** START Record extracts **

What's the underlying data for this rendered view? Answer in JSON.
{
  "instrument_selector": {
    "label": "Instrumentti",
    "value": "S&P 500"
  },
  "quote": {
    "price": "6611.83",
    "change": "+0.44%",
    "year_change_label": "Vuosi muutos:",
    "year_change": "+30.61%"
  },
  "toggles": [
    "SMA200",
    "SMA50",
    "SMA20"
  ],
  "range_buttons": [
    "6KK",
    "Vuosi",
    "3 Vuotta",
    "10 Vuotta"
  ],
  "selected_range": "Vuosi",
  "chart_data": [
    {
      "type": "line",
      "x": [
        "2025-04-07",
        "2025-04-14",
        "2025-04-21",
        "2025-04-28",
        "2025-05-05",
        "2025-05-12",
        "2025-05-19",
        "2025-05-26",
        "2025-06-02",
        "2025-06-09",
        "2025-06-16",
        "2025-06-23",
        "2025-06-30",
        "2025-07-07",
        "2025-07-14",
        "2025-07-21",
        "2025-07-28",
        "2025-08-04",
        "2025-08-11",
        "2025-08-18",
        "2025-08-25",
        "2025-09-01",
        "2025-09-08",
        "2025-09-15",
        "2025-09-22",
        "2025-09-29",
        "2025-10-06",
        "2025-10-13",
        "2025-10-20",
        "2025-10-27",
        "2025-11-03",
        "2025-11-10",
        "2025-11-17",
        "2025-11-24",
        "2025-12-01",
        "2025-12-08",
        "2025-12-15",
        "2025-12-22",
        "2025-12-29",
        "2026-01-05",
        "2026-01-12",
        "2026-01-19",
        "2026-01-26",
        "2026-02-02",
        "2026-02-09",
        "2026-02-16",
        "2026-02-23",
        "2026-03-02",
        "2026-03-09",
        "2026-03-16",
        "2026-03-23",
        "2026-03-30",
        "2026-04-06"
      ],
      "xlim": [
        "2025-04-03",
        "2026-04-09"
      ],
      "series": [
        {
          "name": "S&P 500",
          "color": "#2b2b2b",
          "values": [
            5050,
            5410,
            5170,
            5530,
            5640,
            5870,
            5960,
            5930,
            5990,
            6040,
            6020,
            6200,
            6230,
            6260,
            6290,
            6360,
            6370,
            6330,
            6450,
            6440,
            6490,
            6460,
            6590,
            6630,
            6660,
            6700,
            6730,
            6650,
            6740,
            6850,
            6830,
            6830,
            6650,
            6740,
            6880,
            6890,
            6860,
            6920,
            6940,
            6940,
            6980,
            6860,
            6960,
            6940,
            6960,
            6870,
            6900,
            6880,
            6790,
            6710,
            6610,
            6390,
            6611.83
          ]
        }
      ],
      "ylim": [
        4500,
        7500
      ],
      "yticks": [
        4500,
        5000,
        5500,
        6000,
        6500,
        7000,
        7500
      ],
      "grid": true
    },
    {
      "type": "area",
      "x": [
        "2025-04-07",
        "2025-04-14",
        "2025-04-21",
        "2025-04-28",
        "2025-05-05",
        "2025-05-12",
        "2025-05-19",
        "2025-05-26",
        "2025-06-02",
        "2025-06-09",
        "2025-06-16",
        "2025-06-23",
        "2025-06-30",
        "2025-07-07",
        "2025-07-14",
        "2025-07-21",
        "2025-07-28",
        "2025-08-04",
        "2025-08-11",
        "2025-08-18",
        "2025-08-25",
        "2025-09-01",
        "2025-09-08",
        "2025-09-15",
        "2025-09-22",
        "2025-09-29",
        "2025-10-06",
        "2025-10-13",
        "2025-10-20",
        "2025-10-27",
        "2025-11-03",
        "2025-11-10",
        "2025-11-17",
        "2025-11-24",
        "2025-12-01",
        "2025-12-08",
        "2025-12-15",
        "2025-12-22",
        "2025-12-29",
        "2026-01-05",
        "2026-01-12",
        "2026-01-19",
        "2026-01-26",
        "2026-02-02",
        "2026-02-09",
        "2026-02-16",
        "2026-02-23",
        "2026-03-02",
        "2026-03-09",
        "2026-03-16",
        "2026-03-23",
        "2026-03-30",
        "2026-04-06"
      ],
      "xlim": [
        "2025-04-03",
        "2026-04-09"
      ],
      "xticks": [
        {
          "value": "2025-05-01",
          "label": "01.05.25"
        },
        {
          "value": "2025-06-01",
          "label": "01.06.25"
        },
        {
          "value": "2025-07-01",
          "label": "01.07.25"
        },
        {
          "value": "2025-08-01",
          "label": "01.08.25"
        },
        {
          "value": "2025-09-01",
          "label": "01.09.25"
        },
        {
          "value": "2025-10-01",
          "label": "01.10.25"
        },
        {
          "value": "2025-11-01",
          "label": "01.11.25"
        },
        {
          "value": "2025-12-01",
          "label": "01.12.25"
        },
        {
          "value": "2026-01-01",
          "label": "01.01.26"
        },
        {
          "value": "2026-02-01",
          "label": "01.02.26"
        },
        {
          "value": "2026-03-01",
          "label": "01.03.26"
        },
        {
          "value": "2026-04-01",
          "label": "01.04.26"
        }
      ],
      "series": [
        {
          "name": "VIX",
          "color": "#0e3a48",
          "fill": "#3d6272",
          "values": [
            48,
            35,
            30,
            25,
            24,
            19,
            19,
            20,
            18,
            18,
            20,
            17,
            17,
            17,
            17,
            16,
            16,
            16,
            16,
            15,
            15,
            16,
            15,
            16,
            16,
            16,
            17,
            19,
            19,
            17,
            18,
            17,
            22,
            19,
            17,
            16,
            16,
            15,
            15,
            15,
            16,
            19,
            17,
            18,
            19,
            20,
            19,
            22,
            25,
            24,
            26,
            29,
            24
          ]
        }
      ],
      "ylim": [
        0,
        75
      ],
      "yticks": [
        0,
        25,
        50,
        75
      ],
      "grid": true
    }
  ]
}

** END Record extracts **

■ Problem statement: Give all the records again. Match them exactly.

■ Finished exercise:
What's the underlying data for this rendered view? Answer in JSON.
{
  "instrument_selector": {
    "label": "Instrumentti",
    "value": "S&P 500"
  },
  "quote": {
    "price": "6611.83",
    "change": "+0.44%",
    "year_change_label": "Vuosi muutos:",
    "year_change": "+30.61%"
  },
  "toggles": [
    "SMA200",
    "SMA50",
    "SMA20"
  ],
  "range_buttons": [
    "6KK",
    "Vuosi",
    "3 Vuotta",
    "10 Vuotta"
  ],
  "selected_range": "Vuosi",
  "chart_data": [
    {
      "type": "line",
      "x": [
        "2025-04-07",
        "2025-04-14",
        "2025-04-21",
        "2025-04-28",
        "2025-05-05",
        "2025-05-12",
        "2025-05-19",
        "2025-05-26",
        "2025-06-02",
        "2025-06-09",
        "2025-06-16",
        "2025-06-23",
        "2025-06-30",
        "2025-07-07",
        "2025-07-14",
        "2025-07-21",
        "2025-07-28",
        "2025-08-04",
        "2025-08-11",
        "2025-08-18",
        "2025-08-25",
        "2025-09-01",
        "2025-09-08",
        "2025-09-15",
        "2025-09-22",
        "2025-09-29",
        "2025-10-06",
        "2025-10-13",
        "2025-10-20",
        "2025-10-27",
        "2025-11-03",
        "2025-11-10",
        "2025-11-17",
        "2025-11-24",
        "2025-12-01",
        "2025-12-08",
        "2025-12-15",
        "2025-12-22",
        "2025-12-29",
        "2026-01-05",
        "2026-01-12",
        "2026-01-19",
        "2026-01-26",
        "2026-02-02",
        "2026-02-09",
        "2026-02-16",
        "2026-02-23",
        "2026-03-02",
        "2026-03-09",
        "2026-03-16",
        "2026-03-23",
        "2026-03-30",
        "2026-04-06"
      ],
      "xlim": [
        "2025-04-03",
        "2026-04-09"
      ],
      "series": [
        {
          "name": "S&P 500",
          "color": "#2b2b2b",
          "values": [
            5050,
            5410,
            5170,
            5530,
            5640,
            5870,
            5960,
            5930,
            5990,
            6040,
            6020,
            6200,
            6230,
            6260,
            6290,
            6360,
            6370,
            6330,
            6450,
            6440,
            6490,
            6460,
            6590,
            6630,
            6660,
            6700,
            6730,
            6650,
            6740,
            6850,
            6830,
            6830,
            6650,
            6740,
            6880,
            6890,
            6860,
            6920,
            6940,
            6940,
            6980,
            6860,
            6960,
            6940,
            6960,
            6870,
            6900,
            6880,
            6790,
            6710,
            6610,
            6390,
            6611.83
          ]
        }
      ],
      "ylim": [
        4500,
        7500
      ],
      "yticks": [
        4500,
        5000,
        5500,
        6000,
        6500,
        7000,
        7500
      ],
      "grid": true
    },
    {
      "type": "area",
      "x": [
        "2025-04-07",
        "2025-04-14",
        "2025-04-21",
        "2025-04-28",
        "2025-05-05",
        "2025-05-12",
        "2025-05-19",
        "2025-05-26",
        "2025-06-02",
        "2025-06-09",
        "2025-06-16",
        "2025-06-23",
        "2025-06-30",
        "2025-07-07",
        "2025-07-14",
        "2025-07-21",
        "2025-07-28",
        "2025-08-04",
        "2025-08-11",
        "2025-08-18",
        "2025-08-25",
        "2025-09-01",
        "2025-09-08",
        "2025-09-15",
        "2025-09-22",
        "2025-09-29",
        "2025-10-06",
        "2025-10-13",
        "2025-10-20",
        "2025-10-27",
        "2025-11-03",
        "2025-11-10",
        "2025-11-17",
        "2025-11-24",
        "2025-12-01",
        "2025-12-08",
        "2025-12-15",
        "2025-12-22",
        "2025-12-29",
        "2026-01-05",
        "2026-01-12",
        "2026-01-19",
        "2026-01-26",
        "2026-02-02",
        "2026-02-09",
        "2026-02-16",
        "2026-02-23",
        "2026-03-02",
        "2026-03-09",
        "2026-03-16",
        "2026-03-23",
        "2026-03-30",
        "2026-04-06"
      ],
      "xlim": [
        "2025-04-03",
        "2026-04-09"
      ],
      "xticks": [
        {
          "value": "2025-05-01",
          "label": "01.05.25"
        },
        {
          "value": "2025-06-01",
          "label": "01.06.25"
        },
        {
          "value": "2025-07-01",
          "label": "01.07.25"
        },
        {
          "value": "2025-08-01",
          "label": "01.08.25"
        },
        {
          "value": "2025-09-01",
          "label": "01.09.25"
        },
        {
          "value": "2025-10-01",
          "label": "01.10.25"
        },
        {
          "value": "2025-11-01",
          "label": "01.11.25"
        },
        {
          "value": "2025-12-01",
          "label": "01.12.25"
        },
        {
          "value": "2026-01-01",
          "label": "01.01.26"
        },
        {
          "value": "2026-02-01",
          "label": "01.02.26"
        },
        {
          "value": "2026-03-01",
          "label": "01.03.26"
        },
        {
          "value": "2026-04-01",
          "label": "01.04.26"
        }
      ],
      "series": [
        {
          "name": "VIX",
          "color": "#0e3a48",
          "fill": "#3d6272",
          "values": [
            48,
            35,
            30,
            25,
            24,
            19,
            19,
            20,
            18,
            18,
            20,
            17,
            17,
            17,
            17,
            16,
            16,
            16,
            16,
            15,
            15,
            16,
            15,
            16,
            16,
            16,
            17,
            19,
            19,
            17,
            18,
            17,
            22,
            19,
            17,
            16,
            16,
            15,
            15,
            15,
            16,
            19,
            17,
            18,
            19,
            20,
            19,
            22,
            25,
            24,
            26,
            29,
            24
          ]
        }
      ],
      "ylim": [
        0,
        75
      ],
      "yticks": [
        0,
        25,
        50,
        75
      ],
      "grid": true
    }
  ]
}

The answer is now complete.